(Dataset rows)
---*---

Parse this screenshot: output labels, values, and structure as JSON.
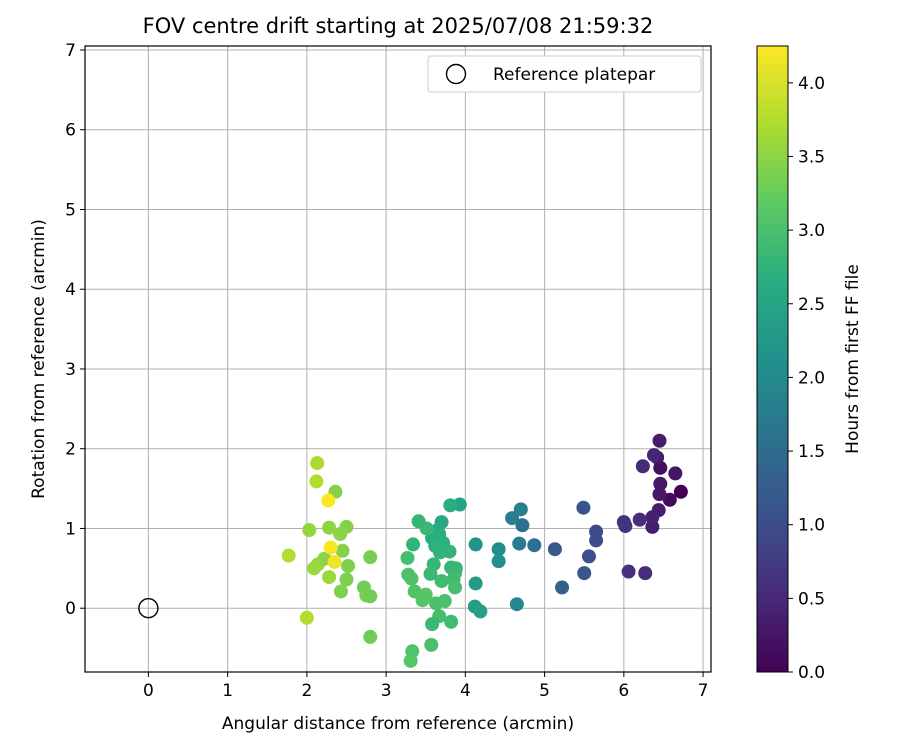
{
  "chart_data": {
    "type": "scatter",
    "title": "FOV centre drift starting at 2025/07/08 21:59:32",
    "xlabel": "Angular distance from reference (arcmin)",
    "ylabel": "Rotation from reference (arcmin)",
    "xlim": [
      -0.8,
      7.1
    ],
    "ylim": [
      -0.8,
      7.05
    ],
    "xticks": [
      "0",
      "1",
      "2",
      "3",
      "4",
      "5",
      "6",
      "7"
    ],
    "yticks": [
      "0",
      "1",
      "2",
      "3",
      "4",
      "5",
      "6",
      "7"
    ],
    "grid": true,
    "legend": {
      "placement": "top-right",
      "entries": [
        "Reference platepar"
      ]
    },
    "reference": {
      "name": "Reference platepar",
      "x": 0,
      "y": 0
    },
    "colorbar": {
      "label": "Hours from first FF file",
      "colormap": "viridis",
      "range": [
        0.0,
        4.25
      ],
      "ticks": [
        "0.0",
        "0.5",
        "1.0",
        "1.5",
        "2.0",
        "2.5",
        "3.0",
        "3.5",
        "4.0"
      ]
    },
    "points": [
      {
        "x": 6.72,
        "y": 1.46,
        "h": 0.0
      },
      {
        "x": 6.58,
        "y": 1.36,
        "h": 0.1
      },
      {
        "x": 6.46,
        "y": 1.76,
        "h": 0.15
      },
      {
        "x": 6.65,
        "y": 1.69,
        "h": 0.25
      },
      {
        "x": 6.46,
        "y": 1.56,
        "h": 0.3
      },
      {
        "x": 6.45,
        "y": 1.43,
        "h": 0.3
      },
      {
        "x": 6.44,
        "y": 1.23,
        "h": 0.35
      },
      {
        "x": 6.36,
        "y": 1.02,
        "h": 0.35
      },
      {
        "x": 6.36,
        "y": 1.14,
        "h": 0.4
      },
      {
        "x": 6.42,
        "y": 1.89,
        "h": 0.3
      },
      {
        "x": 6.45,
        "y": 2.1,
        "h": 0.35
      },
      {
        "x": 6.38,
        "y": 1.92,
        "h": 0.45
      },
      {
        "x": 6.24,
        "y": 1.78,
        "h": 0.5
      },
      {
        "x": 6.2,
        "y": 1.11,
        "h": 0.55
      },
      {
        "x": 6.0,
        "y": 1.08,
        "h": 0.6
      },
      {
        "x": 6.02,
        "y": 1.03,
        "h": 0.65
      },
      {
        "x": 6.06,
        "y": 0.46,
        "h": 0.6
      },
      {
        "x": 6.27,
        "y": 0.44,
        "h": 0.55
      },
      {
        "x": 5.65,
        "y": 0.96,
        "h": 0.95
      },
      {
        "x": 5.65,
        "y": 0.85,
        "h": 1.0
      },
      {
        "x": 5.56,
        "y": 0.65,
        "h": 1.05
      },
      {
        "x": 5.49,
        "y": 1.26,
        "h": 1.1
      },
      {
        "x": 5.5,
        "y": 0.44,
        "h": 1.15
      },
      {
        "x": 5.13,
        "y": 0.74,
        "h": 1.2
      },
      {
        "x": 5.22,
        "y": 0.26,
        "h": 1.3
      },
      {
        "x": 4.87,
        "y": 0.79,
        "h": 1.55
      },
      {
        "x": 4.72,
        "y": 1.04,
        "h": 1.6
      },
      {
        "x": 4.68,
        "y": 0.81,
        "h": 1.75
      },
      {
        "x": 4.7,
        "y": 1.24,
        "h": 1.85
      },
      {
        "x": 4.59,
        "y": 1.13,
        "h": 1.8
      },
      {
        "x": 4.65,
        "y": 0.05,
        "h": 1.95
      },
      {
        "x": 4.42,
        "y": 0.74,
        "h": 2.05
      },
      {
        "x": 4.42,
        "y": 0.59,
        "h": 2.1
      },
      {
        "x": 4.13,
        "y": 0.8,
        "h": 2.2
      },
      {
        "x": 4.13,
        "y": 0.31,
        "h": 2.3
      },
      {
        "x": 4.12,
        "y": 0.02,
        "h": 2.35
      },
      {
        "x": 4.19,
        "y": -0.04,
        "h": 2.4
      },
      {
        "x": 3.93,
        "y": 1.3,
        "h": 2.5
      },
      {
        "x": 3.81,
        "y": 1.29,
        "h": 2.65
      },
      {
        "x": 3.7,
        "y": 1.08,
        "h": 2.55
      },
      {
        "x": 3.65,
        "y": 0.98,
        "h": 2.6
      },
      {
        "x": 3.58,
        "y": 0.88,
        "h": 2.6
      },
      {
        "x": 3.67,
        "y": 0.93,
        "h": 2.65
      },
      {
        "x": 3.62,
        "y": 0.78,
        "h": 2.7
      },
      {
        "x": 3.72,
        "y": 0.82,
        "h": 2.7
      },
      {
        "x": 3.68,
        "y": 0.7,
        "h": 2.75
      },
      {
        "x": 3.8,
        "y": 0.71,
        "h": 2.75
      },
      {
        "x": 3.6,
        "y": 0.55,
        "h": 2.8
      },
      {
        "x": 3.82,
        "y": 0.51,
        "h": 2.8
      },
      {
        "x": 3.88,
        "y": 0.5,
        "h": 2.8
      },
      {
        "x": 3.87,
        "y": 0.44,
        "h": 2.85
      },
      {
        "x": 3.56,
        "y": 0.43,
        "h": 2.85
      },
      {
        "x": 3.7,
        "y": 0.34,
        "h": 2.9
      },
      {
        "x": 3.85,
        "y": 0.36,
        "h": 2.9
      },
      {
        "x": 3.87,
        "y": 0.26,
        "h": 2.95
      },
      {
        "x": 3.74,
        "y": 0.09,
        "h": 3.0
      },
      {
        "x": 3.63,
        "y": 0.06,
        "h": 3.0
      },
      {
        "x": 3.67,
        "y": -0.1,
        "h": 2.95
      },
      {
        "x": 3.82,
        "y": -0.17,
        "h": 2.9
      },
      {
        "x": 3.58,
        "y": -0.2,
        "h": 2.85
      },
      {
        "x": 3.51,
        "y": 1.0,
        "h": 2.85
      },
      {
        "x": 3.41,
        "y": 1.09,
        "h": 2.8
      },
      {
        "x": 3.34,
        "y": 0.8,
        "h": 2.75
      },
      {
        "x": 3.27,
        "y": 0.63,
        "h": 2.95
      },
      {
        "x": 3.28,
        "y": 0.42,
        "h": 3.0
      },
      {
        "x": 3.32,
        "y": 0.37,
        "h": 3.05
      },
      {
        "x": 3.36,
        "y": 0.21,
        "h": 3.05
      },
      {
        "x": 3.5,
        "y": 0.17,
        "h": 3.1
      },
      {
        "x": 3.46,
        "y": 0.1,
        "h": 3.1
      },
      {
        "x": 3.57,
        "y": -0.46,
        "h": 3.0
      },
      {
        "x": 3.33,
        "y": -0.54,
        "h": 3.05
      },
      {
        "x": 3.31,
        "y": -0.66,
        "h": 3.1
      },
      {
        "x": 2.8,
        "y": 0.64,
        "h": 3.35
      },
      {
        "x": 2.72,
        "y": 0.26,
        "h": 3.3
      },
      {
        "x": 2.75,
        "y": 0.16,
        "h": 3.35
      },
      {
        "x": 2.8,
        "y": 0.15,
        "h": 3.3
      },
      {
        "x": 2.8,
        "y": -0.36,
        "h": 3.3
      },
      {
        "x": 2.5,
        "y": 1.02,
        "h": 3.45
      },
      {
        "x": 2.42,
        "y": 0.93,
        "h": 3.5
      },
      {
        "x": 2.45,
        "y": 0.72,
        "h": 3.45
      },
      {
        "x": 2.52,
        "y": 0.53,
        "h": 3.4
      },
      {
        "x": 2.5,
        "y": 0.36,
        "h": 3.4
      },
      {
        "x": 2.43,
        "y": 0.21,
        "h": 3.4
      },
      {
        "x": 2.36,
        "y": 1.46,
        "h": 3.45
      },
      {
        "x": 2.28,
        "y": 1.01,
        "h": 3.5
      },
      {
        "x": 2.22,
        "y": 0.62,
        "h": 3.5
      },
      {
        "x": 2.14,
        "y": 0.55,
        "h": 3.55
      },
      {
        "x": 2.09,
        "y": 0.5,
        "h": 3.6
      },
      {
        "x": 2.03,
        "y": 0.98,
        "h": 3.55
      },
      {
        "x": 2.28,
        "y": 0.39,
        "h": 3.6
      },
      {
        "x": 2.13,
        "y": 1.82,
        "h": 3.7
      },
      {
        "x": 2.12,
        "y": 1.59,
        "h": 3.75
      },
      {
        "x": 1.77,
        "y": 0.66,
        "h": 3.75
      },
      {
        "x": 2.0,
        "y": -0.12,
        "h": 3.75
      },
      {
        "x": 2.35,
        "y": 0.58,
        "h": 4.15
      },
      {
        "x": 2.3,
        "y": 0.76,
        "h": 4.2
      },
      {
        "x": 2.27,
        "y": 1.35,
        "h": 4.25
      }
    ]
  }
}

---*---

Look through the material above. Copy each line where the word "platepar" appears.

## THE OUTPUT
        "Reference platepar"
      "name": "Reference platepar",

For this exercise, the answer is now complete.